### Task to carry out
Take every line from the material that has the word "this" in it.

### Rows from a dataset
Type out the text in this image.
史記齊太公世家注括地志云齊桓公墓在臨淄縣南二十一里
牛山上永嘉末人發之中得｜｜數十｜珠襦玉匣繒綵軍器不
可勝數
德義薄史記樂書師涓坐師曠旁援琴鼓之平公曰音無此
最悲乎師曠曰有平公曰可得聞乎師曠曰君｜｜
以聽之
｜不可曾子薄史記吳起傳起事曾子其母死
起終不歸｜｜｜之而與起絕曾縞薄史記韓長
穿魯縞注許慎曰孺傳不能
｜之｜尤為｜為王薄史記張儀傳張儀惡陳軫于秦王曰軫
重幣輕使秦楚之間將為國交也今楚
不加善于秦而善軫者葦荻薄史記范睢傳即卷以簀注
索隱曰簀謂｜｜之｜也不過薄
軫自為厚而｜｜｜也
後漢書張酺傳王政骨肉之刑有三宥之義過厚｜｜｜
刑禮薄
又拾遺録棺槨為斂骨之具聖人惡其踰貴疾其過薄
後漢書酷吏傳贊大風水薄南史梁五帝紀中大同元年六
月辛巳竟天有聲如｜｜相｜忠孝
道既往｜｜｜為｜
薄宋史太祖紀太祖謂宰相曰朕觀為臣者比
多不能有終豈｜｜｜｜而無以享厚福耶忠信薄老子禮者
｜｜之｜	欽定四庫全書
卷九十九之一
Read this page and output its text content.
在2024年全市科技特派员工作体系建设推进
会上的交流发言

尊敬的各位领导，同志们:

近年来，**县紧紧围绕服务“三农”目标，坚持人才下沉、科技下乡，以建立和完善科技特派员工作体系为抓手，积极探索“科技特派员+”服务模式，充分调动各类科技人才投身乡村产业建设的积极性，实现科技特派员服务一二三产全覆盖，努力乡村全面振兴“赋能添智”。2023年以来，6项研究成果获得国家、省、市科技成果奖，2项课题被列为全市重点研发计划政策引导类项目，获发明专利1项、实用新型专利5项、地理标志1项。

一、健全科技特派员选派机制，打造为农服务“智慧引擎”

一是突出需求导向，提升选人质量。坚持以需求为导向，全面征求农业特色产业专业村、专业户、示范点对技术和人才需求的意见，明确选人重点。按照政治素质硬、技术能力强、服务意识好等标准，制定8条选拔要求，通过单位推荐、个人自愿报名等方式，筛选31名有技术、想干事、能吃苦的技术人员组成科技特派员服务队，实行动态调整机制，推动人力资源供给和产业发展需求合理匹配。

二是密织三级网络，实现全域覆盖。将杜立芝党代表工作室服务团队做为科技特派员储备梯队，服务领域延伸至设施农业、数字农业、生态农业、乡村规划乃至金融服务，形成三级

### The solution
Type out the text in this image.
Read this page and output its text content.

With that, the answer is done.